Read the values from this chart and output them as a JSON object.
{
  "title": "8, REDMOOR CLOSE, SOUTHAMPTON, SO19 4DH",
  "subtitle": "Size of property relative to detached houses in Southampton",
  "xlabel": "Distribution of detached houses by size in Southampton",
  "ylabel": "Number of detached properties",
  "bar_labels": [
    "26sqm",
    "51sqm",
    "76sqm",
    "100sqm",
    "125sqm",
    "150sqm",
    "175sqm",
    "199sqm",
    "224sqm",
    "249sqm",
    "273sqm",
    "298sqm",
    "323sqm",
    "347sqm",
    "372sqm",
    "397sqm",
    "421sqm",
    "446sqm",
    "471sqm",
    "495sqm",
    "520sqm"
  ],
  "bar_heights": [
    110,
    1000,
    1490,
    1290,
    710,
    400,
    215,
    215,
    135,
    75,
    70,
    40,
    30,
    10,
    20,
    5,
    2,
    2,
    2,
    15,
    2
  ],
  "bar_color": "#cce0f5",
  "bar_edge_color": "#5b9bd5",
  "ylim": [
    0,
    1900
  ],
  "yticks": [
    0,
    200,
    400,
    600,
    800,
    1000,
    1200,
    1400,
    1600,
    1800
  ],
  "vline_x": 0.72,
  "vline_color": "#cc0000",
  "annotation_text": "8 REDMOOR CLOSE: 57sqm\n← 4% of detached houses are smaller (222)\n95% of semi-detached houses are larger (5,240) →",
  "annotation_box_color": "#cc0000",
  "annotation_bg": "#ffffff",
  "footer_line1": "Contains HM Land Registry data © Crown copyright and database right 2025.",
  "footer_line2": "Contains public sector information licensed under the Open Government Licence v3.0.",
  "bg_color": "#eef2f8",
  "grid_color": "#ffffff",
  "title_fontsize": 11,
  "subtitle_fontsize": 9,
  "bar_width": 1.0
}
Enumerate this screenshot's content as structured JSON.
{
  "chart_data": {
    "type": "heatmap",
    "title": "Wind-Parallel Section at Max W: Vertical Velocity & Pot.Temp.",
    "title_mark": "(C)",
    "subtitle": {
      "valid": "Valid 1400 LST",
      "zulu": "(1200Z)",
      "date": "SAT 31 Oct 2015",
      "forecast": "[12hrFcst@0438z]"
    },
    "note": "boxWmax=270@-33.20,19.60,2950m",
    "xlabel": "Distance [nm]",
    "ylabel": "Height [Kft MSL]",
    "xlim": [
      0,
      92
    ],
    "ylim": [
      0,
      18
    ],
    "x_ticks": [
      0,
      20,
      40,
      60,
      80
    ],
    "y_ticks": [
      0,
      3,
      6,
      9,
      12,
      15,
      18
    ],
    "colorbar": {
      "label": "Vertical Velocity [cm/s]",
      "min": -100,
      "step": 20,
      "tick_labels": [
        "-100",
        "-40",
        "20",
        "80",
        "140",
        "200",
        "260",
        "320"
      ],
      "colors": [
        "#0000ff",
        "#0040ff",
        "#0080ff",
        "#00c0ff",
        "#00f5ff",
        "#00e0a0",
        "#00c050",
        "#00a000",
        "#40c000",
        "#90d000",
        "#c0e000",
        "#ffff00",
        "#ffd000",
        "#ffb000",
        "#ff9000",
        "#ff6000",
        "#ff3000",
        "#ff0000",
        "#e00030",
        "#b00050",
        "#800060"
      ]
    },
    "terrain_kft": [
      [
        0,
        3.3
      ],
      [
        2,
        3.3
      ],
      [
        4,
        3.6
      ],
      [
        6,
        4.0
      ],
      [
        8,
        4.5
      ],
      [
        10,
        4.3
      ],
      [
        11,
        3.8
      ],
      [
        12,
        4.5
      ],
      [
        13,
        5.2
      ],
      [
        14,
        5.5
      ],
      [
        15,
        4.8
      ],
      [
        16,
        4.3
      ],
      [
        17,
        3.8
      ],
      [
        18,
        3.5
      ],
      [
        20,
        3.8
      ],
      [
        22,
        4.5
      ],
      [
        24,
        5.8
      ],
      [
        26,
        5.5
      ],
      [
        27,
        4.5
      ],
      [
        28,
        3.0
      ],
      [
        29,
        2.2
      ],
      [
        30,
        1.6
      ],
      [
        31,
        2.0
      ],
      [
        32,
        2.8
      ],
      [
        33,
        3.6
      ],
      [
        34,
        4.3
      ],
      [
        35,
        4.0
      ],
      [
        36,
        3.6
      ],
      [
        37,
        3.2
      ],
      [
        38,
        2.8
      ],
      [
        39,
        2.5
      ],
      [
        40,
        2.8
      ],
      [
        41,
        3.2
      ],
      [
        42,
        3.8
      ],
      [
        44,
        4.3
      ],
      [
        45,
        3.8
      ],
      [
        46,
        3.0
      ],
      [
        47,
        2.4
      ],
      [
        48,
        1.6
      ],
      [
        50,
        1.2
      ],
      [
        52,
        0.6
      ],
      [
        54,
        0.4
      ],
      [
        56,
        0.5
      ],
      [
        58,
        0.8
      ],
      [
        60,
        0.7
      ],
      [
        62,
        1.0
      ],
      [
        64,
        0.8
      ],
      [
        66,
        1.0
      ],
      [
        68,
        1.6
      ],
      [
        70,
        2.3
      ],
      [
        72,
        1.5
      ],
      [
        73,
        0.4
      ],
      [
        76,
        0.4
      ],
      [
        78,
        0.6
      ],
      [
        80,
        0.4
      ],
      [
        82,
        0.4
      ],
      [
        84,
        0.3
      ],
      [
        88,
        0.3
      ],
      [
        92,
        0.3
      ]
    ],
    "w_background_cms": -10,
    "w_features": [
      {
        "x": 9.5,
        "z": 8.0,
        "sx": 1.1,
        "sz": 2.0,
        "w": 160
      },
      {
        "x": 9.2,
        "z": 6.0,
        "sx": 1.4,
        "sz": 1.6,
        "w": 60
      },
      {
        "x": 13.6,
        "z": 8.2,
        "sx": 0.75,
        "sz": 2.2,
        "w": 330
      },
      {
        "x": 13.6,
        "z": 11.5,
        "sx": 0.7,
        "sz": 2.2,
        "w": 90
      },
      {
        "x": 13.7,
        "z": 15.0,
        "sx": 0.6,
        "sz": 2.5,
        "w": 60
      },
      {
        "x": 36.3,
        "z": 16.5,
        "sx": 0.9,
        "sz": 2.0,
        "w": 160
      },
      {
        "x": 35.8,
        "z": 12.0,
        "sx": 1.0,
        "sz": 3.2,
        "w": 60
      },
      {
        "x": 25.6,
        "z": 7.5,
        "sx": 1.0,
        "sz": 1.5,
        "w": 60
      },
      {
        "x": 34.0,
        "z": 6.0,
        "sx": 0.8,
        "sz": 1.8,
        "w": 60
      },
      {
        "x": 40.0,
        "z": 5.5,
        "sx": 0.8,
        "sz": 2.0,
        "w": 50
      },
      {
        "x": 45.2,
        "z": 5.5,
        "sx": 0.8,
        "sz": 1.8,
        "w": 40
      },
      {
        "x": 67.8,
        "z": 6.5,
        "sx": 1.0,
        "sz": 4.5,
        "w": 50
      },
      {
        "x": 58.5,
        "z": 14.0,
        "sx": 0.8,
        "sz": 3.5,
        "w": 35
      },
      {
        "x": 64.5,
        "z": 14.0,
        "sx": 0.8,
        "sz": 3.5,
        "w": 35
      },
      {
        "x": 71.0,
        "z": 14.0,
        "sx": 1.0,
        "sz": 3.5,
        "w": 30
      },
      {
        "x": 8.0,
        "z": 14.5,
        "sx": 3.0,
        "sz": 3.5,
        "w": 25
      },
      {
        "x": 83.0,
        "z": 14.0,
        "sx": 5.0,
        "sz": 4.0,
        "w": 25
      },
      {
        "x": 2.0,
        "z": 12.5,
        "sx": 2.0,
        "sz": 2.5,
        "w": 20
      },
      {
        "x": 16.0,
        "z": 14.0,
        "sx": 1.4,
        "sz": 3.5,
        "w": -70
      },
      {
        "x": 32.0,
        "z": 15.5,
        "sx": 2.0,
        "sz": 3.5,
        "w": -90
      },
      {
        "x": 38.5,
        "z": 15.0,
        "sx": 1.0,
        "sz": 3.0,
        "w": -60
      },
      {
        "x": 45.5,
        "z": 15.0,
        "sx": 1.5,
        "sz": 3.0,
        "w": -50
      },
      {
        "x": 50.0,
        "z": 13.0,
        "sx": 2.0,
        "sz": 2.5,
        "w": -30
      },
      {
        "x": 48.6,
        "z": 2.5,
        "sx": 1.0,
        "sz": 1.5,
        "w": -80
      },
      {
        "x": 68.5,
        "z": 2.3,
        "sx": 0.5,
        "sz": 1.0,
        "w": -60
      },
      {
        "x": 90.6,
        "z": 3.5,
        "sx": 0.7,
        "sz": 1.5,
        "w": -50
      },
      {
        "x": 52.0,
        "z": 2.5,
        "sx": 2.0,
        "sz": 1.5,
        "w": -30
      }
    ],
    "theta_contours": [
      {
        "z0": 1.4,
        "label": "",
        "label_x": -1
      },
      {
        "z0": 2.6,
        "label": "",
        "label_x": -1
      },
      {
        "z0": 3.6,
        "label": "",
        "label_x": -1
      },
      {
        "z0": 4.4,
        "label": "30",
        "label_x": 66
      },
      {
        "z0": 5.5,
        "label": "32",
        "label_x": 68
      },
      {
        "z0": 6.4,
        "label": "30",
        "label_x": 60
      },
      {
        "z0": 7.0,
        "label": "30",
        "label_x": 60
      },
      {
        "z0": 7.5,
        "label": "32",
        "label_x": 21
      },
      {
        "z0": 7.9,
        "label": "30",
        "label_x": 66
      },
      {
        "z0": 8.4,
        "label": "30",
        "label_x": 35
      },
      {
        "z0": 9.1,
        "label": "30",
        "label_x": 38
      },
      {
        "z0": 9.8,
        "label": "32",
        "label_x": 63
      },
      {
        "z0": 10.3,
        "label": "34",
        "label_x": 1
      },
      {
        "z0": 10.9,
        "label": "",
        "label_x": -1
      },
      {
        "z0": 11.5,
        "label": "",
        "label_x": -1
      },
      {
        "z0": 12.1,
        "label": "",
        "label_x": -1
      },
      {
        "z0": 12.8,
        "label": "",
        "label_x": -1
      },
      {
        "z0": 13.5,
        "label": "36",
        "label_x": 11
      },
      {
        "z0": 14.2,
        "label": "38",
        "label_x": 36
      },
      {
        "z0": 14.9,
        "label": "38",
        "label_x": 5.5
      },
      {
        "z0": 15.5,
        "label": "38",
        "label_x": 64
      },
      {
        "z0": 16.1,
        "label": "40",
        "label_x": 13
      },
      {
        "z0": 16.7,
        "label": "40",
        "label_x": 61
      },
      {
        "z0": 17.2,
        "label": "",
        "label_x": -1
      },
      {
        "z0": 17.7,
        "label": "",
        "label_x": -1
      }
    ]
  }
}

• **To do**
Search the entries for the word "Velocity", then gather every line that has it.

• **Right answer**
    "title": "Wind-Parallel Section at Max W: Vertical Velocity & Pot.Temp.",
      "label": "Vertical Velocity [cm/s]",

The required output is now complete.